> [REQUIRED TASK]
Below are some records; repeat them all exactly, minus the pictures.

━━━━━━━━━━━━━━━━

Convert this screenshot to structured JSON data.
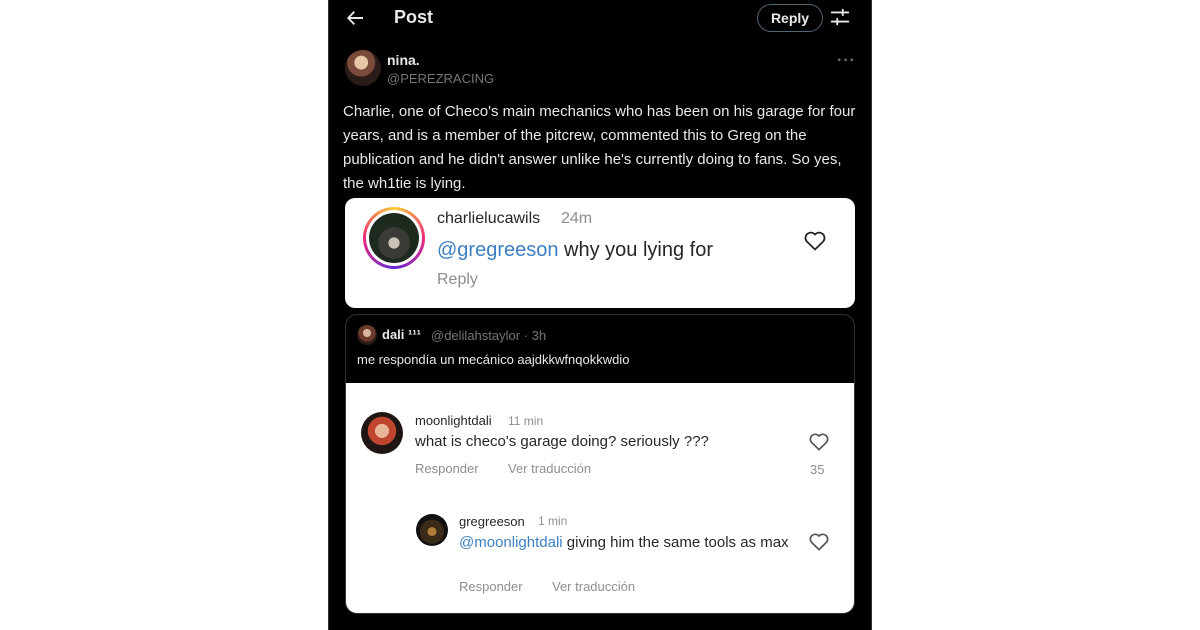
{
  "header": {
    "title": "Post",
    "reply_label": "Reply",
    "back_icon": "arrow-left-icon",
    "settings_icon": "sliders-icon"
  },
  "post": {
    "author_name": "nina.",
    "author_handle": "@PEREZRACING",
    "more_label": "···",
    "text": "Charlie, one of Checo's main mechanics who has been on his garage for four years, and is a member of the pitcrew, commented this to Greg on the publication and he didn't answer unlike he's currently doing to fans. So yes, the wh1tie is lying."
  },
  "quote1": {
    "username": "charlielucawils",
    "time": "24m",
    "mention": "@gregreeson",
    "text": " why you lying for",
    "reply_label": "Reply"
  },
  "quote2": {
    "name": "dali ¹¹¹",
    "meta": "@delilahstaylor · 3h",
    "text": "me respondía un mecánico aajdkkwfnqokkwdio",
    "comment": {
      "username": "moonlightdali",
      "time": "11 min",
      "text": "what is checo's garage doing? seriously ???",
      "reply_label": "Responder",
      "translate_label": "Ver traducción",
      "likes": "35"
    },
    "reply": {
      "username": "gregreeson",
      "time": "1 min",
      "mention": "@moonlightdali",
      "text": " giving him the same tools as max",
      "reply_label": "Responder",
      "translate_label": "Ver traducción"
    }
  },
  "colors": {
    "background": "#000000",
    "text_primary": "#e7e9ea",
    "text_secondary": "#71767b",
    "mention": "#3d7fc4"
  }
}
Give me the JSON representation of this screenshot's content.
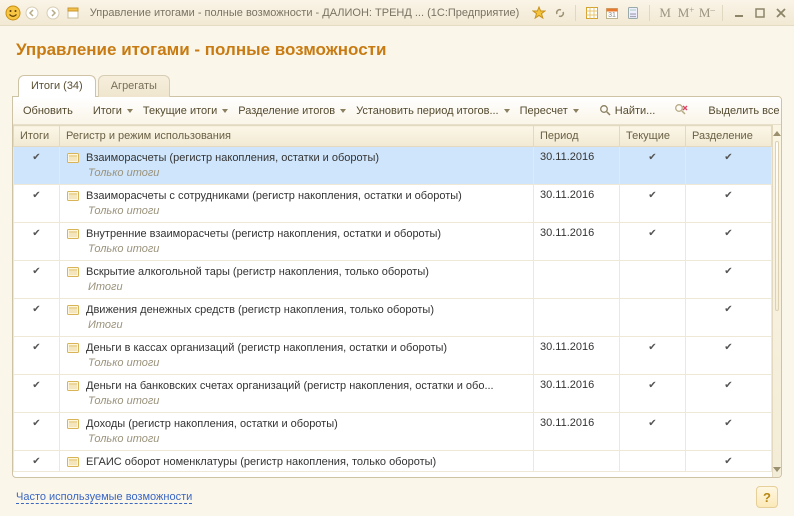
{
  "titlebar": {
    "text": "Управление итогами - полные возможности - ДАЛИОН: ТРЕНД ...  (1С:Предприятие)"
  },
  "page_title": "Управление итогами - полные возможности",
  "tabs": {
    "items": [
      {
        "label": "Итоги (34)",
        "active": true
      },
      {
        "label": "Агрегаты",
        "active": false
      }
    ]
  },
  "toolbar": {
    "refresh": "Обновить",
    "itogi": "Итоги",
    "current": "Текущие итоги",
    "split": "Разделение итогов",
    "set_period": "Установить период итогов...",
    "recalc": "Пересчет",
    "find": "Найти...",
    "select_all": "Выделить все"
  },
  "table": {
    "headers": {
      "itogi": "Итоги",
      "register": "Регистр и режим использования",
      "period": "Период",
      "current": "Текущие",
      "split": "Разделение"
    },
    "rows": [
      {
        "selected": true,
        "itogi": true,
        "name": "Взаиморасчеты (регистр накопления, остатки и обороты)",
        "mode": "Только итоги",
        "period": "30.11.2016",
        "current": true,
        "split": true
      },
      {
        "selected": false,
        "itogi": true,
        "name": "Взаиморасчеты с сотрудниками (регистр накопления, остатки и обороты)",
        "mode": "Только итоги",
        "period": "30.11.2016",
        "current": true,
        "split": true
      },
      {
        "selected": false,
        "itogi": true,
        "name": "Внутренние взаиморасчеты (регистр накопления, остатки и обороты)",
        "mode": "Только итоги",
        "period": "30.11.2016",
        "current": true,
        "split": true
      },
      {
        "selected": false,
        "itogi": true,
        "name": "Вскрытие алкогольной тары (регистр накопления, только обороты)",
        "mode": "Итоги",
        "period": "",
        "current": false,
        "split": true
      },
      {
        "selected": false,
        "itogi": true,
        "name": "Движения денежных средств (регистр накопления, только обороты)",
        "mode": "Итоги",
        "period": "",
        "current": false,
        "split": true
      },
      {
        "selected": false,
        "itogi": true,
        "name": "Деньги в кассах организаций (регистр накопления, остатки и обороты)",
        "mode": "Только итоги",
        "period": "30.11.2016",
        "current": true,
        "split": true
      },
      {
        "selected": false,
        "itogi": true,
        "name": "Деньги на банковских счетах организаций (регистр накопления, остатки и обо...",
        "mode": "Только итоги",
        "period": "30.11.2016",
        "current": true,
        "split": true
      },
      {
        "selected": false,
        "itogi": true,
        "name": "Доходы (регистр накопления, остатки и обороты)",
        "mode": "Только итоги",
        "period": "30.11.2016",
        "current": true,
        "split": true
      },
      {
        "selected": false,
        "itogi": true,
        "name": "ЕГАИС оборот номенклатуры (регистр накопления, только обороты)",
        "mode": "",
        "period": "",
        "current": false,
        "split": true
      }
    ]
  },
  "footer": {
    "link": "Часто используемые возможности"
  }
}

━━━━━━━━━━━━━━━━

> [EXERCISE SOLUTION]
Convert this screenshot to structured JSON data.
{
  "header": {
    "title": "Post",
    "reply_label": "Reply",
    "back_icon": "arrow-left-icon",
    "settings_icon": "sliders-icon"
  },
  "post": {
    "author_name": "nina.",
    "author_handle": "@PEREZRACING",
    "more_label": "···",
    "text": "Charlie, one of Checo's main mechanics who has been on his garage for four years, and is a member of the pitcrew, commented this to Greg on the publication and he didn't answer unlike he's currently doing to fans. So yes, the wh1tie is lying."
  },
  "quote1": {
    "username": "charlielucawils",
    "time": "24m",
    "mention": "@gregreeson",
    "text": " why you lying for",
    "reply_label": "Reply"
  },
  "quote2": {
    "name": "dali ¹¹¹",
    "meta": "@delilahstaylor · 3h",
    "text": "me respondía un mecánico aajdkkwfnqokkwdio",
    "comment": {
      "username": "moonlightdali",
      "time": "11 min",
      "text": "what is checo's garage doing? seriously ???",
      "reply_label": "Responder",
      "translate_label": "Ver traducción",
      "likes": "35"
    },
    "reply": {
      "username": "gregreeson",
      "time": "1 min",
      "mention": "@moonlightdali",
      "text": " giving him the same tools as max",
      "reply_label": "Responder",
      "translate_label": "Ver traducción"
    }
  },
  "colors": {
    "background": "#000000",
    "text_primary": "#e7e9ea",
    "text_secondary": "#71767b",
    "mention": "#3d7fc4"
  }
}
Give me the JSON representation of this screenshot's content.
{
  "titlebar": {
    "text": "Управление итогами - полные возможности - ДАЛИОН: ТРЕНД ...  (1С:Предприятие)"
  },
  "page_title": "Управление итогами - полные возможности",
  "tabs": {
    "items": [
      {
        "label": "Итоги (34)",
        "active": true
      },
      {
        "label": "Агрегаты",
        "active": false
      }
    ]
  },
  "toolbar": {
    "refresh": "Обновить",
    "itogi": "Итоги",
    "current": "Текущие итоги",
    "split": "Разделение итогов",
    "set_period": "Установить период итогов...",
    "recalc": "Пересчет",
    "find": "Найти...",
    "select_all": "Выделить все"
  },
  "table": {
    "headers": {
      "itogi": "Итоги",
      "register": "Регистр и режим использования",
      "period": "Период",
      "current": "Текущие",
      "split": "Разделение"
    },
    "rows": [
      {
        "selected": true,
        "itogi": true,
        "name": "Взаиморасчеты (регистр накопления, остатки и обороты)",
        "mode": "Только итоги",
        "period": "30.11.2016",
        "current": true,
        "split": true
      },
      {
        "selected": false,
        "itogi": true,
        "name": "Взаиморасчеты с сотрудниками (регистр накопления, остатки и обороты)",
        "mode": "Только итоги",
        "period": "30.11.2016",
        "current": true,
        "split": true
      },
      {
        "selected": false,
        "itogi": true,
        "name": "Внутренние взаиморасчеты (регистр накопления, остатки и обороты)",
        "mode": "Только итоги",
        "period": "30.11.2016",
        "current": true,
        "split": true
      },
      {
        "selected": false,
        "itogi": true,
        "name": "Вскрытие алкогольной тары (регистр накопления, только обороты)",
        "mode": "Итоги",
        "period": "",
        "current": false,
        "split": true
      },
      {
        "selected": false,
        "itogi": true,
        "name": "Движения денежных средств (регистр накопления, только обороты)",
        "mode": "Итоги",
        "period": "",
        "current": false,
        "split": true
      },
      {
        "selected": false,
        "itogi": true,
        "name": "Деньги в кассах организаций (регистр накопления, остатки и обороты)",
        "mode": "Только итоги",
        "period": "30.11.2016",
        "current": true,
        "split": true
      },
      {
        "selected": false,
        "itogi": true,
        "name": "Деньги на банковских счетах организаций (регистр накопления, остатки и обо...",
        "mode": "Только итоги",
        "period": "30.11.2016",
        "current": true,
        "split": true
      },
      {
        "selected": false,
        "itogi": true,
        "name": "Доходы (регистр накопления, остатки и обороты)",
        "mode": "Только итоги",
        "period": "30.11.2016",
        "current": true,
        "split": true
      },
      {
        "selected": false,
        "itogi": true,
        "name": "ЕГАИС оборот номенклатуры (регистр накопления, только обороты)",
        "mode": "",
        "period": "",
        "current": false,
        "split": true
      }
    ]
  },
  "footer": {
    "link": "Часто используемые возможности"
  }
}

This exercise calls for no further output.